TASK REQUIREMENTS =
Output every entry exactly as written.

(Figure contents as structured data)
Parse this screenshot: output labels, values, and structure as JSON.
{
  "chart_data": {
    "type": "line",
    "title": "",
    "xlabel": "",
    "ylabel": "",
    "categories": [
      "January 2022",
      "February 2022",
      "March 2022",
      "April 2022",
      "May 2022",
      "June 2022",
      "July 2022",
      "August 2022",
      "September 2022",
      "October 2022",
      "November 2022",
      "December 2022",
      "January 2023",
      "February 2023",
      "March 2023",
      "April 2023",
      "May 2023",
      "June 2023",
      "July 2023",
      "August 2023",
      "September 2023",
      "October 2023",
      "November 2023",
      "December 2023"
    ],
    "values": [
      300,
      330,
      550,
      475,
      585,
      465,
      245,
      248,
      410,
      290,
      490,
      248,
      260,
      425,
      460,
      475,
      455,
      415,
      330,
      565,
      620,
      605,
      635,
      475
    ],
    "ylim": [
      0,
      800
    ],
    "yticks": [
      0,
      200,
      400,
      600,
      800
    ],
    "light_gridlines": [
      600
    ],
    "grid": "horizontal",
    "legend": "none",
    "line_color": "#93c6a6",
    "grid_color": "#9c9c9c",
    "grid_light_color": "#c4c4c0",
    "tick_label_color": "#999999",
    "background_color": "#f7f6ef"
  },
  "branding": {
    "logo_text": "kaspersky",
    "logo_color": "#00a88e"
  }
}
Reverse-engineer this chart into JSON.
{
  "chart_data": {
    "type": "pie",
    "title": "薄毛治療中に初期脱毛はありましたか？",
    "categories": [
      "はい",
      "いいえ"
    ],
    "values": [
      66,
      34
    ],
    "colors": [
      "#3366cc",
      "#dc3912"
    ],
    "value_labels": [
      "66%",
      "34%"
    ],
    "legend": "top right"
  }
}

SOLUTION FOR THIS EXERCISE =
Parse this screenshot: output labels, values, and structure as JSON.
{
  "chart_data": {
    "type": "line",
    "title": "",
    "xlabel": "",
    "ylabel": "",
    "categories": [
      "January 2022",
      "February 2022",
      "March 2022",
      "April 2022",
      "May 2022",
      "June 2022",
      "July 2022",
      "August 2022",
      "September 2022",
      "October 2022",
      "November 2022",
      "December 2022",
      "January 2023",
      "February 2023",
      "March 2023",
      "April 2023",
      "May 2023",
      "June 2023",
      "July 2023",
      "August 2023",
      "September 2023",
      "October 2023",
      "November 2023",
      "December 2023"
    ],
    "values": [
      300,
      330,
      550,
      475,
      585,
      465,
      245,
      248,
      410,
      290,
      490,
      248,
      260,
      425,
      460,
      475,
      455,
      415,
      330,
      565,
      620,
      605,
      635,
      475
    ],
    "ylim": [
      0,
      800
    ],
    "yticks": [
      0,
      200,
      400,
      600,
      800
    ],
    "light_gridlines": [
      600
    ],
    "grid": "horizontal",
    "legend": "none",
    "line_color": "#93c6a6",
    "grid_color": "#9c9c9c",
    "grid_light_color": "#c4c4c0",
    "tick_label_color": "#999999",
    "background_color": "#f7f6ef"
  },
  "branding": {
    "logo_text": "kaspersky",
    "logo_color": "#00a88e"
  }
}
Reverse-engineer this chart into JSON.
{
  "chart_data": {
    "type": "pie",
    "title": "薄毛治療中に初期脱毛はありましたか？",
    "categories": [
      "はい",
      "いいえ"
    ],
    "values": [
      66,
      34
    ],
    "colors": [
      "#3366cc",
      "#dc3912"
    ],
    "value_labels": [
      "66%",
      "34%"
    ],
    "legend": "top right"
  }
}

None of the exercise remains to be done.